* _Requirements_
Copy out every line exactly, passing over the pictures.

* _Material provided_
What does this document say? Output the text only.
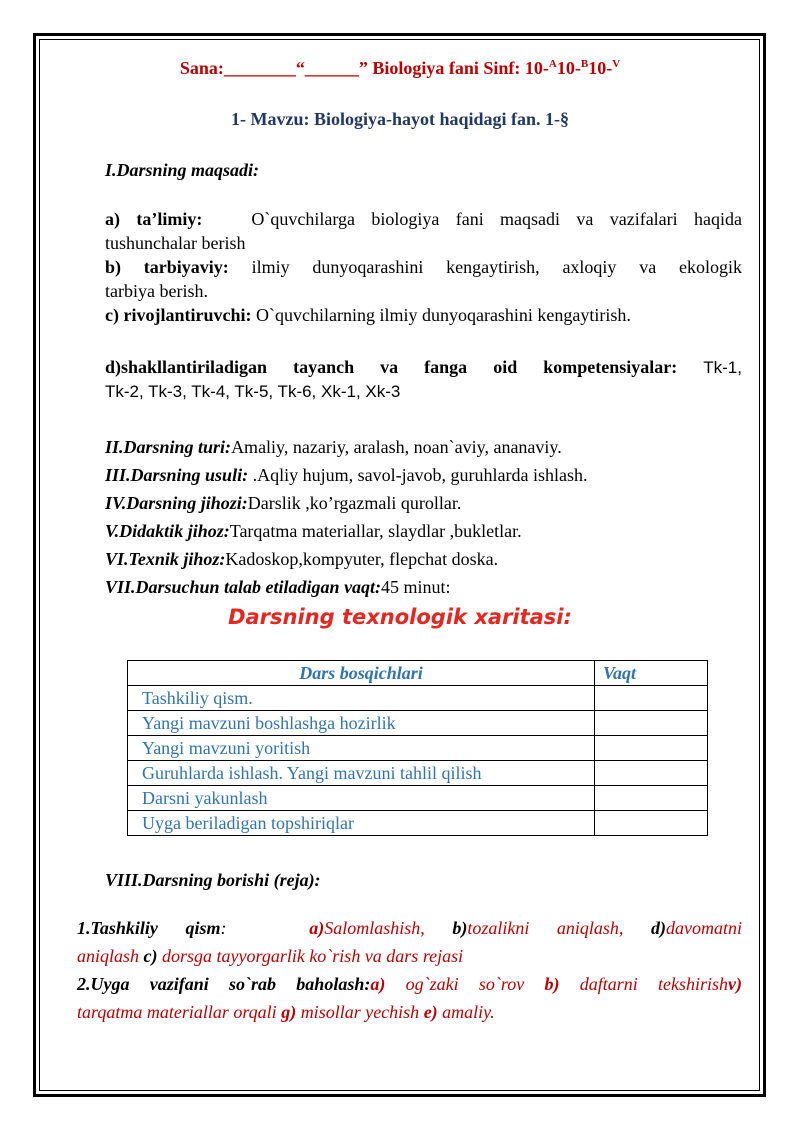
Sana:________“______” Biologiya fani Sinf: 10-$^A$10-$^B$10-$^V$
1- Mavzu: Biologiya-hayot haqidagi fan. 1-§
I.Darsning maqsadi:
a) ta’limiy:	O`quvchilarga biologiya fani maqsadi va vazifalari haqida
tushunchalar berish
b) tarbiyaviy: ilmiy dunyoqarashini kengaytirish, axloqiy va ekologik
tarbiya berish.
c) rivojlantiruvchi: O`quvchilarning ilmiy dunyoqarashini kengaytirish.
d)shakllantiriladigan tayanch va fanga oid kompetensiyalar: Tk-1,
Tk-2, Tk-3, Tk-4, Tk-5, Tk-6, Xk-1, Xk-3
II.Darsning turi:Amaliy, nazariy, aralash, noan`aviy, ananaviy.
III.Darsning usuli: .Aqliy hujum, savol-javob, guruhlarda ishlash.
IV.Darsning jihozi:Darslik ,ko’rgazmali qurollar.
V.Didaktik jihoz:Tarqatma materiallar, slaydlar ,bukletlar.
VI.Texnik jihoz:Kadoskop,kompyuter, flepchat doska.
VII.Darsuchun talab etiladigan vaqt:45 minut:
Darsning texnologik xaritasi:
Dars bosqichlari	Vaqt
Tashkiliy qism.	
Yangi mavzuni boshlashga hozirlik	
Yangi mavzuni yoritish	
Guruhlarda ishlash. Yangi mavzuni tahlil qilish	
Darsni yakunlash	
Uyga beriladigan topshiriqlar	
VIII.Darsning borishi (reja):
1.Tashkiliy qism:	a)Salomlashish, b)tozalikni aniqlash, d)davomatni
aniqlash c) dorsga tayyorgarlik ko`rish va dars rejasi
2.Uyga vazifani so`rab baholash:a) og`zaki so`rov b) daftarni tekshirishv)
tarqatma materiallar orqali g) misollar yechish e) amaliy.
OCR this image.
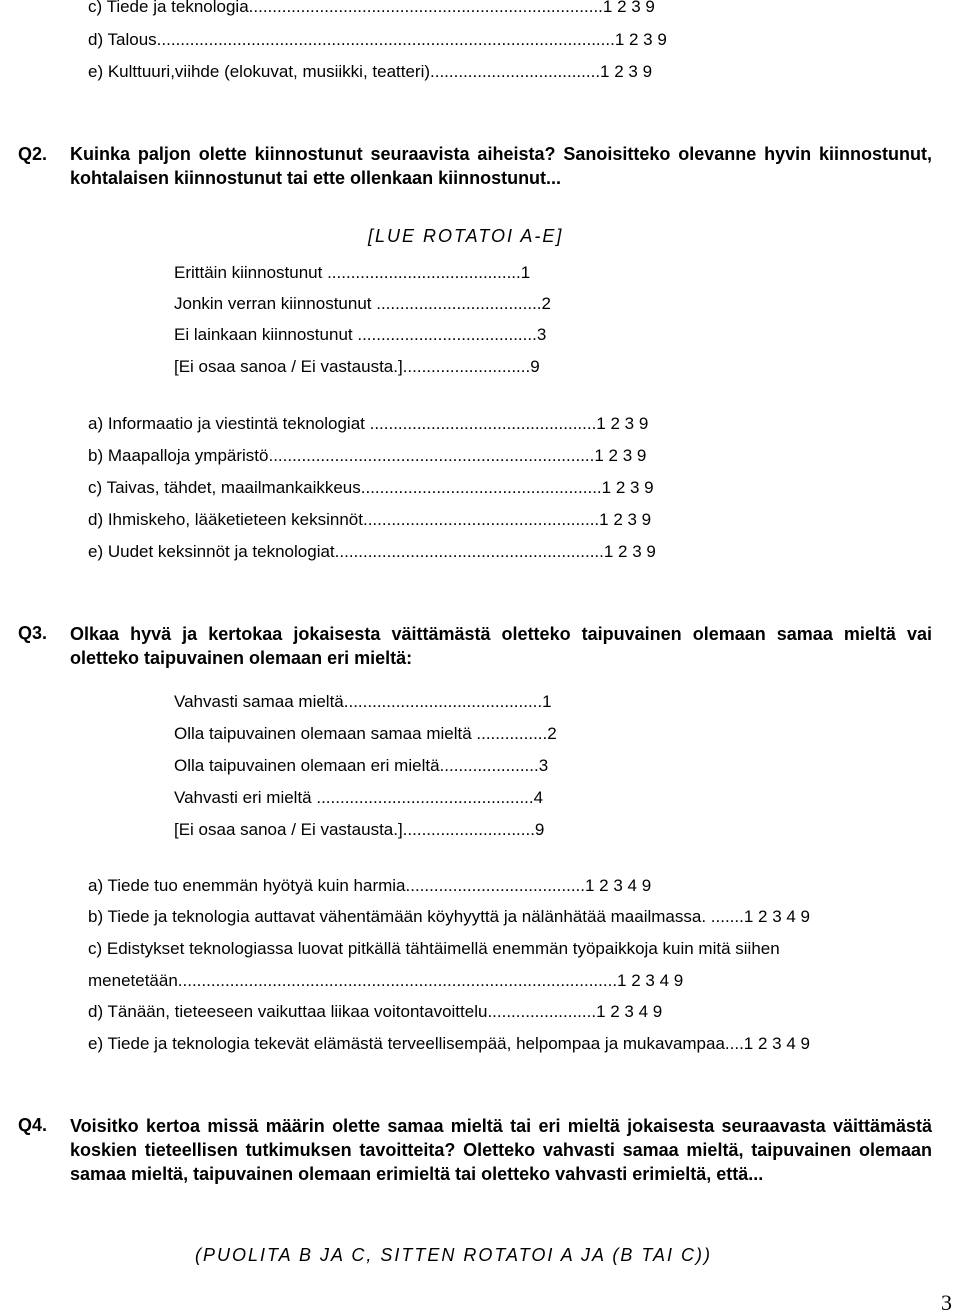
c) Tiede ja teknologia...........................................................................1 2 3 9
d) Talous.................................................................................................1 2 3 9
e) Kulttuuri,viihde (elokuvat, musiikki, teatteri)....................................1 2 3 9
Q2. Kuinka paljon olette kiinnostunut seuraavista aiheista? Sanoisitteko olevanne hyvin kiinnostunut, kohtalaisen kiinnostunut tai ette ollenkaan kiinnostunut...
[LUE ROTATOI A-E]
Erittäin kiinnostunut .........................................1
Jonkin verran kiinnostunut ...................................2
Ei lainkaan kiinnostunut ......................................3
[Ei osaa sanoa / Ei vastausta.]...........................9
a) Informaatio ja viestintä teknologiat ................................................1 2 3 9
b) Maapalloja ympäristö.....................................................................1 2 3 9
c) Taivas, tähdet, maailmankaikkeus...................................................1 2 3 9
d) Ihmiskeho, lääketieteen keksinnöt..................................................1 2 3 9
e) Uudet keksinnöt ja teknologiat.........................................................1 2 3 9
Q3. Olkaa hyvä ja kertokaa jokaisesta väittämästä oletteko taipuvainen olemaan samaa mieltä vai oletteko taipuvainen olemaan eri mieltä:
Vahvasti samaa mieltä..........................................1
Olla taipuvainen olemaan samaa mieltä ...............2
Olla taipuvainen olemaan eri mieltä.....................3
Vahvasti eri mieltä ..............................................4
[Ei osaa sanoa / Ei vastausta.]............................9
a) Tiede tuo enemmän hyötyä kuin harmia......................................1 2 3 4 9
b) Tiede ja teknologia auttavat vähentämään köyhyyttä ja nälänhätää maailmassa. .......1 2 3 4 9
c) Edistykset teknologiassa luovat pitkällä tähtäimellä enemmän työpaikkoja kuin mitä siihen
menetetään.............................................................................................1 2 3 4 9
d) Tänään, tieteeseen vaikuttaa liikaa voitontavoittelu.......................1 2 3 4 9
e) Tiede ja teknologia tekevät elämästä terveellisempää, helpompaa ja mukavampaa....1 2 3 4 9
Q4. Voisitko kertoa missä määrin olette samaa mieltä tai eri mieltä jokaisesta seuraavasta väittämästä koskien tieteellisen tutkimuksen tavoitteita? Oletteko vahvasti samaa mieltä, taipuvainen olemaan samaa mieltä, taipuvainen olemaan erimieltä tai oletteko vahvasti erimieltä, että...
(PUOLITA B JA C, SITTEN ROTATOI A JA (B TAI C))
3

* _Finished answer_
What does this document say? Output the text only.
Sana:________“______” Biologiya fani Sinf: 10-$^A$10-$^B$10-$^V$
1- Mavzu: Biologiya-hayot haqidagi fan. 1-§
I.Darsning maqsadi:
a) ta’limiy:	O`quvchilarga biologiya fani maqsadi va vazifalari haqida
tushunchalar berish
b) tarbiyaviy: ilmiy dunyoqarashini kengaytirish, axloqiy va ekologik
tarbiya berish.
c) rivojlantiruvchi: O`quvchilarning ilmiy dunyoqarashini kengaytirish.
d)shakllantiriladigan tayanch va fanga oid kompetensiyalar: Tk-1,
Tk-2, Tk-3, Tk-4, Tk-5, Tk-6, Xk-1, Xk-3
II.Darsning turi:Amaliy, nazariy, aralash, noan`aviy, ananaviy.
III.Darsning usuli: .Aqliy hujum, savol-javob, guruhlarda ishlash.
IV.Darsning jihozi:Darslik ,ko’rgazmali qurollar.
V.Didaktik jihoz:Tarqatma materiallar, slaydlar ,bukletlar.
VI.Texnik jihoz:Kadoskop,kompyuter, flepchat doska.
VII.Darsuchun talab etiladigan vaqt:45 minut:
Darsning texnologik xaritasi:
Dars bosqichlari	Vaqt
Tashkiliy qism.	
Yangi mavzuni boshlashga hozirlik	
Yangi mavzuni yoritish	
Guruhlarda ishlash. Yangi mavzuni tahlil qilish	
Darsni yakunlash	
Uyga beriladigan topshiriqlar	
VIII.Darsning borishi (reja):
1.Tashkiliy qism:	a)Salomlashish, b)tozalikni aniqlash, d)davomatni
aniqlash c) dorsga tayyorgarlik ko`rish va dars rejasi
2.Uyga vazifani so`rab baholash:a) og`zaki so`rov b) daftarni tekshirishv)
tarqatma materiallar orqali g) misollar yechish e) amaliy.
OCR this image.
c) Tiede ja teknologia...........................................................................1 2 3 9
d) Talous.................................................................................................1 2 3 9
e) Kulttuuri,viihde (elokuvat, musiikki, teatteri)....................................1 2 3 9
Q2. Kuinka paljon olette kiinnostunut seuraavista aiheista? Sanoisitteko olevanne hyvin kiinnostunut, kohtalaisen kiinnostunut tai ette ollenkaan kiinnostunut...
[LUE ROTATOI A-E]
Erittäin kiinnostunut .........................................1
Jonkin verran kiinnostunut ...................................2
Ei lainkaan kiinnostunut ......................................3
[Ei osaa sanoa / Ei vastausta.]...........................9
a) Informaatio ja viestintä teknologiat ................................................1 2 3 9
b) Maapalloja ympäristö.....................................................................1 2 3 9
c) Taivas, tähdet, maailmankaikkeus...................................................1 2 3 9
d) Ihmiskeho, lääketieteen keksinnöt..................................................1 2 3 9
e) Uudet keksinnöt ja teknologiat.........................................................1 2 3 9
Q3. Olkaa hyvä ja kertokaa jokaisesta väittämästä oletteko taipuvainen olemaan samaa mieltä vai oletteko taipuvainen olemaan eri mieltä:
Vahvasti samaa mieltä..........................................1
Olla taipuvainen olemaan samaa mieltä ...............2
Olla taipuvainen olemaan eri mieltä.....................3
Vahvasti eri mieltä ..............................................4
[Ei osaa sanoa / Ei vastausta.]............................9
a) Tiede tuo enemmän hyötyä kuin harmia......................................1 2 3 4 9
b) Tiede ja teknologia auttavat vähentämään köyhyyttä ja nälänhätää maailmassa. .......1 2 3 4 9
c) Edistykset teknologiassa luovat pitkällä tähtäimellä enemmän työpaikkoja kuin mitä siihen
menetetään.............................................................................................1 2 3 4 9
d) Tänään, tieteeseen vaikuttaa liikaa voitontavoittelu.......................1 2 3 4 9
e) Tiede ja teknologia tekevät elämästä terveellisempää, helpompaa ja mukavampaa....1 2 3 4 9
Q4. Voisitko kertoa missä määrin olette samaa mieltä tai eri mieltä jokaisesta seuraavasta väittämästä koskien tieteellisen tutkimuksen tavoitteita? Oletteko vahvasti samaa mieltä, taipuvainen olemaan samaa mieltä, taipuvainen olemaan erimieltä tai oletteko vahvasti erimieltä, että...
(PUOLITA B JA C, SITTEN ROTATOI A JA (B TAI C))
3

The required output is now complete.